#### Directive
Please output every line of the material as it stands, without the pictures.

#### Provided entries

## START

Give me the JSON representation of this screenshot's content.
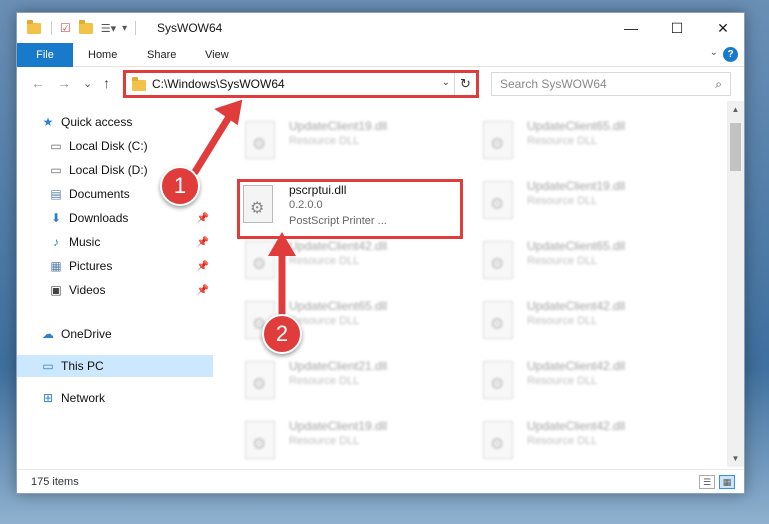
{
  "window": {
    "title": "SysWOW64",
    "minimize_glyph": "—",
    "maximize_glyph": "☐",
    "close_glyph": "✕"
  },
  "ribbon": {
    "tabs": [
      "File",
      "Home",
      "Share",
      "View"
    ],
    "help_glyph": "?",
    "collapse_glyph": "⌄"
  },
  "nav": {
    "back_glyph": "←",
    "forward_glyph": "→",
    "recent_glyph": "⌄",
    "up_glyph": "↑",
    "address": "C:\\Windows\\SysWOW64",
    "address_dropdown_glyph": "⌄",
    "refresh_glyph": "↻",
    "search_placeholder": "Search SysWOW64",
    "search_glyph": "⌕"
  },
  "sidebar": {
    "items": [
      {
        "label": "Quick access",
        "icon": "star-icon"
      },
      {
        "label": "Local Disk (C:)",
        "icon": "drive-icon"
      },
      {
        "label": "Local Disk (D:)",
        "icon": "drive-icon"
      },
      {
        "label": "Documents",
        "icon": "documents-icon"
      },
      {
        "label": "Downloads",
        "icon": "downloads-icon"
      },
      {
        "label": "Music",
        "icon": "music-icon"
      },
      {
        "label": "Pictures",
        "icon": "pictures-icon"
      },
      {
        "label": "Videos",
        "icon": "videos-icon"
      },
      {
        "label": "OneDrive",
        "icon": "cloud-icon"
      },
      {
        "label": "This PC",
        "icon": "monitor-icon"
      },
      {
        "label": "Network",
        "icon": "network-icon"
      }
    ]
  },
  "files": {
    "blurred": [
      {
        "name": "UpdateClient19.dll",
        "desc": "Resource DLL"
      },
      {
        "name": "UpdateClient65.dll",
        "desc": "Resource DLL"
      },
      {
        "name": "UpdateClient19.dll",
        "desc": "Resource DLL"
      },
      {
        "name": "UpdateClient42.dll",
        "desc": "Resource DLL"
      },
      {
        "name": "UpdateClient65.dll",
        "desc": "Resource DLL"
      },
      {
        "name": "UpdateClient65.dll",
        "desc": "Resource DLL"
      },
      {
        "name": "UpdateClient42.dll",
        "desc": "Resource DLL"
      },
      {
        "name": "UpdateClient21.dll",
        "desc": "Resource DLL"
      },
      {
        "name": "UpdateClient42.dll",
        "desc": "Resource DLL"
      },
      {
        "name": "UpdateClient19.dll",
        "desc": "Resource DLL"
      },
      {
        "name": "UpdateClient42.dll",
        "desc": "Resource DLL"
      }
    ],
    "highlighted": {
      "name": "pscrptui.dll",
      "version": "0.2.0.0",
      "desc": "PostScript Printer ..."
    }
  },
  "status": {
    "item_count": "175 items"
  },
  "annotations": {
    "step1": "1",
    "step2": "2",
    "color": "#e03c3c"
  }
}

## END

#### Correct answer
Give me the JSON representation of this screenshot's content.
{
  "window": {
    "title": "SysWOW64",
    "minimize_glyph": "—",
    "maximize_glyph": "☐",
    "close_glyph": "✕"
  },
  "ribbon": {
    "tabs": [
      "File",
      "Home",
      "Share",
      "View"
    ],
    "help_glyph": "?",
    "collapse_glyph": "⌄"
  },
  "nav": {
    "back_glyph": "←",
    "forward_glyph": "→",
    "recent_glyph": "⌄",
    "up_glyph": "↑",
    "address": "C:\\Windows\\SysWOW64",
    "address_dropdown_glyph": "⌄",
    "refresh_glyph": "↻",
    "search_placeholder": "Search SysWOW64",
    "search_glyph": "⌕"
  },
  "sidebar": {
    "items": [
      {
        "label": "Quick access",
        "icon": "star-icon"
      },
      {
        "label": "Local Disk (C:)",
        "icon": "drive-icon"
      },
      {
        "label": "Local Disk (D:)",
        "icon": "drive-icon"
      },
      {
        "label": "Documents",
        "icon": "documents-icon"
      },
      {
        "label": "Downloads",
        "icon": "downloads-icon"
      },
      {
        "label": "Music",
        "icon": "music-icon"
      },
      {
        "label": "Pictures",
        "icon": "pictures-icon"
      },
      {
        "label": "Videos",
        "icon": "videos-icon"
      },
      {
        "label": "OneDrive",
        "icon": "cloud-icon"
      },
      {
        "label": "This PC",
        "icon": "monitor-icon"
      },
      {
        "label": "Network",
        "icon": "network-icon"
      }
    ]
  },
  "files": {
    "blurred": [
      {
        "name": "UpdateClient19.dll",
        "desc": "Resource DLL"
      },
      {
        "name": "UpdateClient65.dll",
        "desc": "Resource DLL"
      },
      {
        "name": "UpdateClient19.dll",
        "desc": "Resource DLL"
      },
      {
        "name": "UpdateClient42.dll",
        "desc": "Resource DLL"
      },
      {
        "name": "UpdateClient65.dll",
        "desc": "Resource DLL"
      },
      {
        "name": "UpdateClient65.dll",
        "desc": "Resource DLL"
      },
      {
        "name": "UpdateClient42.dll",
        "desc": "Resource DLL"
      },
      {
        "name": "UpdateClient21.dll",
        "desc": "Resource DLL"
      },
      {
        "name": "UpdateClient42.dll",
        "desc": "Resource DLL"
      },
      {
        "name": "UpdateClient19.dll",
        "desc": "Resource DLL"
      },
      {
        "name": "UpdateClient42.dll",
        "desc": "Resource DLL"
      }
    ],
    "highlighted": {
      "name": "pscrptui.dll",
      "version": "0.2.0.0",
      "desc": "PostScript Printer ..."
    }
  },
  "status": {
    "item_count": "175 items"
  },
  "annotations": {
    "step1": "1",
    "step2": "2",
    "color": "#e03c3c"
  }
}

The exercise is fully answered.